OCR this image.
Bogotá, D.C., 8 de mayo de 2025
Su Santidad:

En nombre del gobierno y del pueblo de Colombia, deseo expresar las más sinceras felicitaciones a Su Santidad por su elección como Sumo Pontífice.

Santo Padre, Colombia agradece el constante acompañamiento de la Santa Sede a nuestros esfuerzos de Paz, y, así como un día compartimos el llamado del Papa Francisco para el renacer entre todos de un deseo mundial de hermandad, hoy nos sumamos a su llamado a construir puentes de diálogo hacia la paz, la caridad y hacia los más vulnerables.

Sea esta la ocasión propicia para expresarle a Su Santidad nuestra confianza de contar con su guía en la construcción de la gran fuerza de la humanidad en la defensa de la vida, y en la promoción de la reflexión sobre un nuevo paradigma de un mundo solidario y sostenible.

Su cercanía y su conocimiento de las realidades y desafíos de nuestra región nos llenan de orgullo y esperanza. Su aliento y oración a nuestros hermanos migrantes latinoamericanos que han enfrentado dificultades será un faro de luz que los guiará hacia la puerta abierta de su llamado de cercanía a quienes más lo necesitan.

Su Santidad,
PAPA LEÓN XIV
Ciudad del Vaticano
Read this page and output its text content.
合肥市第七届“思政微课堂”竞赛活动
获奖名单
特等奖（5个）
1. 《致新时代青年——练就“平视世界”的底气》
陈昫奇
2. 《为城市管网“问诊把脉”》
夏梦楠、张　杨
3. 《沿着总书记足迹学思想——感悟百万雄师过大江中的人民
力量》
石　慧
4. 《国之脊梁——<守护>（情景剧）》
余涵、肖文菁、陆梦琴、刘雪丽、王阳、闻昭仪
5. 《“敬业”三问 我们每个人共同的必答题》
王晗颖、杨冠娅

+ + + + +

Exercise aim =>
Your answer should consist only of the lines from the one with "Read this page and output its text content." through the end of the data above, reproduced exactly.

Output of the exercise =>
Read this page and output its text content.
合肥市第七届“思政微课堂”竞赛活动
获奖名单
特等奖（5个）
1. 《致新时代青年——练就“平视世界”的底气》
陈昫奇
2. 《为城市管网“问诊把脉”》
夏梦楠、张　杨
3. 《沿着总书记足迹学思想——感悟百万雄师过大江中的人民
力量》
石　慧
4. 《国之脊梁——<守护>（情景剧）》
余涵、肖文菁、陆梦琴、刘雪丽、王阳、闻昭仪
5. 《“敬业”三问 我们每个人共同的必答题》
王晗颖、杨冠娅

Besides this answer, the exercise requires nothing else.